*GIVEN TASK*
Gather up the lines that contain "लखनऊ".

*SUPPLIED MATERIAL*

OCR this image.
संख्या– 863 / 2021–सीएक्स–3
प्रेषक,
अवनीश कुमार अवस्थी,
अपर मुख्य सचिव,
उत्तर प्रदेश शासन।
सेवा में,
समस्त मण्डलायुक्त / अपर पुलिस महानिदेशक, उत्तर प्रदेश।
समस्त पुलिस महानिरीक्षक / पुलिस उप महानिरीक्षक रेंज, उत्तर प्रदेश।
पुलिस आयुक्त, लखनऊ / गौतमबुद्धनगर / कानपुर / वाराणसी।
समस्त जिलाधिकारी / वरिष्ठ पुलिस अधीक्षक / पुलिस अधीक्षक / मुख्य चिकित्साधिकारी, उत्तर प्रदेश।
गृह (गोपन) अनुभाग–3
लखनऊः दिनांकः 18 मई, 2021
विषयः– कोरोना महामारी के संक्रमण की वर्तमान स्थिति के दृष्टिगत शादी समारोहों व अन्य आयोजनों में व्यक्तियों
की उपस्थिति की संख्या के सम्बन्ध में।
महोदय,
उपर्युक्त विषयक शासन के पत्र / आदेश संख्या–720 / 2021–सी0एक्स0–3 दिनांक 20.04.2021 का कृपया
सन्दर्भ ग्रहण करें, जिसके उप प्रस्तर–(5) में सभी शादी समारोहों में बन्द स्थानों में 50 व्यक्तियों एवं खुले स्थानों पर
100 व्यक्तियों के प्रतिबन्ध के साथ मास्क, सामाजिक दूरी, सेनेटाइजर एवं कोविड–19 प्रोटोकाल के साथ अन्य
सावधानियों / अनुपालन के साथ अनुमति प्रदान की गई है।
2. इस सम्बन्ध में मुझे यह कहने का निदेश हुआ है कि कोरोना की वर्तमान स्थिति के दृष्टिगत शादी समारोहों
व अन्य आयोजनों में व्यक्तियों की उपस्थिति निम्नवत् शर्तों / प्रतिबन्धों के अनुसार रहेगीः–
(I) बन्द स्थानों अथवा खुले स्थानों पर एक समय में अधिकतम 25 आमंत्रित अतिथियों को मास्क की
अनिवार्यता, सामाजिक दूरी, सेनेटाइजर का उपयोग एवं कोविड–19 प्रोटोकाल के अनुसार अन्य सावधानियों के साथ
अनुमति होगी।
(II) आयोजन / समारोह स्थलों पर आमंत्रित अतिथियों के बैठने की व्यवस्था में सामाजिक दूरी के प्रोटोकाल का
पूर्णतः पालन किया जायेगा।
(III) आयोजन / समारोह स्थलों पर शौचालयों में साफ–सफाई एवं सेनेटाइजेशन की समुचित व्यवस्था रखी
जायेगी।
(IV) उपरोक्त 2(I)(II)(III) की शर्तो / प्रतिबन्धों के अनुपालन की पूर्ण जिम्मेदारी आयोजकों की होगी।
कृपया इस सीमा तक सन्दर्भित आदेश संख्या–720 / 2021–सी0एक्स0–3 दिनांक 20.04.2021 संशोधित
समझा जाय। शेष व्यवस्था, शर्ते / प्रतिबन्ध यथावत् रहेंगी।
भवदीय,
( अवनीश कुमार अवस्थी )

*CORRECT RESULT*
पुलिस आयुक्त, लखनऊ / गौतमबुद्धनगर / कानपुर / वाराणसी।
लखनऊः दिनांकः 18 मई, 2021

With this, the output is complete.